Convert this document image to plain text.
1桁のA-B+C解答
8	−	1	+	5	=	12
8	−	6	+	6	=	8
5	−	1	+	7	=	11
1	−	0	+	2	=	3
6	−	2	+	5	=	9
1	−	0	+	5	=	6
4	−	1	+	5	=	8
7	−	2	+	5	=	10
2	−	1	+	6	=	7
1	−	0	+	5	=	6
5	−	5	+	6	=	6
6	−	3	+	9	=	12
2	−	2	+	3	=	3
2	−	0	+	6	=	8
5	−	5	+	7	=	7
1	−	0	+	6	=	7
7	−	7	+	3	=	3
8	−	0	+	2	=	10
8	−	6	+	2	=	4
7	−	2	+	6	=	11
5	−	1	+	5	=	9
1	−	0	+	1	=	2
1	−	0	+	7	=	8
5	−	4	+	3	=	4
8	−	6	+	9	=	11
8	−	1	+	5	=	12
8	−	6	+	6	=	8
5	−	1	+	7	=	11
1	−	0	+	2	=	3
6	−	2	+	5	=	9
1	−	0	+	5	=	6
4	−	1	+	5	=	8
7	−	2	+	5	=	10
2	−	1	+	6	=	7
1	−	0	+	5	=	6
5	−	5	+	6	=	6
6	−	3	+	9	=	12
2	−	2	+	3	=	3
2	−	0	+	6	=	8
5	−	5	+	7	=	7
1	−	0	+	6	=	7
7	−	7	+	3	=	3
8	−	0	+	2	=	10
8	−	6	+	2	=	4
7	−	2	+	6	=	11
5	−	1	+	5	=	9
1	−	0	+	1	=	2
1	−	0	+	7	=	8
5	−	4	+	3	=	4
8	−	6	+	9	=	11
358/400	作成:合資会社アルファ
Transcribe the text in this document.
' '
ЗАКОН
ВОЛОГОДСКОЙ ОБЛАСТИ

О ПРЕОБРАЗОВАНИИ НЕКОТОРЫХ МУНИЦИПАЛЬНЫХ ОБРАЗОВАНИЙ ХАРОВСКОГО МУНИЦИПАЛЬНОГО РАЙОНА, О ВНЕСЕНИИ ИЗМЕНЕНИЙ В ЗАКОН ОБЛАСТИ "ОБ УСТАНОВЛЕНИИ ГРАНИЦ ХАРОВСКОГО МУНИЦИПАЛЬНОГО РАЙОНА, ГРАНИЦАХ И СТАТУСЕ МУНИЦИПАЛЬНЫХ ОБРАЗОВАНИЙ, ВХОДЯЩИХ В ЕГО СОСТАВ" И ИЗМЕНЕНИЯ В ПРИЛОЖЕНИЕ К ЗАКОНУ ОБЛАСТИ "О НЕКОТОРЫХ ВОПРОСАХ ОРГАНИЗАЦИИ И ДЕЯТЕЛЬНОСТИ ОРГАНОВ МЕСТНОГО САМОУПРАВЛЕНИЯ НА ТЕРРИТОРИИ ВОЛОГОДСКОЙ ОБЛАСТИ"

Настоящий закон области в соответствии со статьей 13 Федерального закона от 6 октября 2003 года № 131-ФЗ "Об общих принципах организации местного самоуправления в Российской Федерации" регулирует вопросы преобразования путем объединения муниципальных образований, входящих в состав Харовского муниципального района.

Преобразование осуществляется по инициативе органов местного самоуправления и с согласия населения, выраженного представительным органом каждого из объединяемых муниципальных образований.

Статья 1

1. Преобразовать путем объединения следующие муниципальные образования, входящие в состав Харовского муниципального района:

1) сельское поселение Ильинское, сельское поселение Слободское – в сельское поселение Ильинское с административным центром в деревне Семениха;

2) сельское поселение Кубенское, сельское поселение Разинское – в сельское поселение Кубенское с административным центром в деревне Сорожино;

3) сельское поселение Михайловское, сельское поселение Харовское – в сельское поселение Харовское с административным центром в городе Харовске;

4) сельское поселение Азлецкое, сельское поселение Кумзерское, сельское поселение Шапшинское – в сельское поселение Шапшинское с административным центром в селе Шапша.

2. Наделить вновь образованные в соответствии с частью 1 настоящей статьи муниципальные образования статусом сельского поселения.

■ ■ ■

◆ **Task prompt**: Once more, set down the full listing, verbatim.

◆ **Answer to this task**:
Convert this document image to plain text.
1桁のA-B+C解答
8	−	1	+	5	=	12
8	−	6	+	6	=	8
5	−	1	+	7	=	11
1	−	0	+	2	=	3
6	−	2	+	5	=	9
1	−	0	+	5	=	6
4	−	1	+	5	=	8
7	−	2	+	5	=	10
2	−	1	+	6	=	7
1	−	0	+	5	=	6
5	−	5	+	6	=	6
6	−	3	+	9	=	12
2	−	2	+	3	=	3
2	−	0	+	6	=	8
5	−	5	+	7	=	7
1	−	0	+	6	=	7
7	−	7	+	3	=	3
8	−	0	+	2	=	10
8	−	6	+	2	=	4
7	−	2	+	6	=	11
5	−	1	+	5	=	9
1	−	0	+	1	=	2
1	−	0	+	7	=	8
5	−	4	+	3	=	4
8	−	6	+	9	=	11
8	−	1	+	5	=	12
8	−	6	+	6	=	8
5	−	1	+	7	=	11
1	−	0	+	2	=	3
6	−	2	+	5	=	9
1	−	0	+	5	=	6
4	−	1	+	5	=	8
7	−	2	+	5	=	10
2	−	1	+	6	=	7
1	−	0	+	5	=	6
5	−	5	+	6	=	6
6	−	3	+	9	=	12
2	−	2	+	3	=	3
2	−	0	+	6	=	8
5	−	5	+	7	=	7
1	−	0	+	6	=	7
7	−	7	+	3	=	3
8	−	0	+	2	=	10
8	−	6	+	2	=	4
7	−	2	+	6	=	11
5	−	1	+	5	=	9
1	−	0	+	1	=	2
1	−	0	+	7	=	8
5	−	4	+	3	=	4
8	−	6	+	9	=	11
358/400	作成:合資会社アルファ
Transcribe the text in this document.
' '
ЗАКОН
ВОЛОГОДСКОЙ ОБЛАСТИ

О ПРЕОБРАЗОВАНИИ НЕКОТОРЫХ МУНИЦИПАЛЬНЫХ ОБРАЗОВАНИЙ ХАРОВСКОГО МУНИЦИПАЛЬНОГО РАЙОНА, О ВНЕСЕНИИ ИЗМЕНЕНИЙ В ЗАКОН ОБЛАСТИ "ОБ УСТАНОВЛЕНИИ ГРАНИЦ ХАРОВСКОГО МУНИЦИПАЛЬНОГО РАЙОНА, ГРАНИЦАХ И СТАТУСЕ МУНИЦИПАЛЬНЫХ ОБРАЗОВАНИЙ, ВХОДЯЩИХ В ЕГО СОСТАВ" И ИЗМЕНЕНИЯ В ПРИЛОЖЕНИЕ К ЗАКОНУ ОБЛАСТИ "О НЕКОТОРЫХ ВОПРОСАХ ОРГАНИЗАЦИИ И ДЕЯТЕЛЬНОСТИ ОРГАНОВ МЕСТНОГО САМОУПРАВЛЕНИЯ НА ТЕРРИТОРИИ ВОЛОГОДСКОЙ ОБЛАСТИ"

Настоящий закон области в соответствии со статьей 13 Федерального закона от 6 октября 2003 года № 131-ФЗ "Об общих принципах организации местного самоуправления в Российской Федерации" регулирует вопросы преобразования путем объединения муниципальных образований, входящих в состав Харовского муниципального района.

Преобразование осуществляется по инициативе органов местного самоуправления и с согласия населения, выраженного представительным органом каждого из объединяемых муниципальных образований.

Статья 1

1. Преобразовать путем объединения следующие муниципальные образования, входящие в состав Харовского муниципального района:

1) сельское поселение Ильинское, сельское поселение Слободское – в сельское поселение Ильинское с административным центром в деревне Семениха;

2) сельское поселение Кубенское, сельское поселение Разинское – в сельское поселение Кубенское с административным центром в деревне Сорожино;

3) сельское поселение Михайловское, сельское поселение Харовское – в сельское поселение Харовское с административным центром в городе Харовске;

4) сельское поселение Азлецкое, сельское поселение Кумзерское, сельское поселение Шапшинское – в сельское поселение Шапшинское с административным центром в селе Шапша.

2. Наделить вновь образованные в соответствии с частью 1 настоящей статьи муниципальные образования статусом сельского поселения.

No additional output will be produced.